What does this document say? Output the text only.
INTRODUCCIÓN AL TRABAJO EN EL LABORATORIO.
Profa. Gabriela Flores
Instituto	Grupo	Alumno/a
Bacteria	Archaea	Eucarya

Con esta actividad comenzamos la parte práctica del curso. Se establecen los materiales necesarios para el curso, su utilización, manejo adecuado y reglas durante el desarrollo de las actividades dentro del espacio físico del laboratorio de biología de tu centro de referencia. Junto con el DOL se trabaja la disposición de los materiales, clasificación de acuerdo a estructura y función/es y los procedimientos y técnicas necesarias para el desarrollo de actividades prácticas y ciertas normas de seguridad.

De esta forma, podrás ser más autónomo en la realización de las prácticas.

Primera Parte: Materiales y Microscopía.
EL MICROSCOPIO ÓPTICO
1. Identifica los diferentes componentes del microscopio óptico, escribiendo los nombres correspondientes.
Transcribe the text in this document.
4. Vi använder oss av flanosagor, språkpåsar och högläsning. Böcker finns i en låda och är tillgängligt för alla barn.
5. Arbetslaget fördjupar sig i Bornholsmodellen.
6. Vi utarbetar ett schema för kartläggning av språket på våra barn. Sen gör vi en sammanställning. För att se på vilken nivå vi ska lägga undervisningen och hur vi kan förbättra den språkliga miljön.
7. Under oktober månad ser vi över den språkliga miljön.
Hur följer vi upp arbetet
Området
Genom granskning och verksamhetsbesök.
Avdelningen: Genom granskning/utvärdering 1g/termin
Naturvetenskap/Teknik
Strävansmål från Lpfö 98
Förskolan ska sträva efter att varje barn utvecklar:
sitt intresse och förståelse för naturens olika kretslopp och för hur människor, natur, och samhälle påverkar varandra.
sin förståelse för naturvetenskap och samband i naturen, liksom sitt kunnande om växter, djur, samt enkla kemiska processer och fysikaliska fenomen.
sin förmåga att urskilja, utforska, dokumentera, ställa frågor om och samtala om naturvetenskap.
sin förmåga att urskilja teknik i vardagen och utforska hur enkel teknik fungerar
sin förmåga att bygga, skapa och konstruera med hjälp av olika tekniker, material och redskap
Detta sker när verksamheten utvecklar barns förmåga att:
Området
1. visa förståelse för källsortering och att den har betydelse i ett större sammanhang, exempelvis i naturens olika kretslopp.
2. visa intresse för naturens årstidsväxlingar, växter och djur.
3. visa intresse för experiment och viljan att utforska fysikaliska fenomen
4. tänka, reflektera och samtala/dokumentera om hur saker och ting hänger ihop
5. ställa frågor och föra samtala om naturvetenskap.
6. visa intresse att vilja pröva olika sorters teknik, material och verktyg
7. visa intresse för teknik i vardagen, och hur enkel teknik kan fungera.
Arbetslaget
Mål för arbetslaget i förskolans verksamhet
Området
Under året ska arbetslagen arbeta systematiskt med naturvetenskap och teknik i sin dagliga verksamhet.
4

* _THE PROBLEM_: Which lines in the listing have the string "enkel"? Pick them out and copy them.

* _SOLUTION TO THIS TASK_:
sin förmåga att urskilja teknik i vardagen och utforska hur enkel teknik fungerar
7. visa intresse för teknik i vardagen, och hur enkel teknik kan fungera.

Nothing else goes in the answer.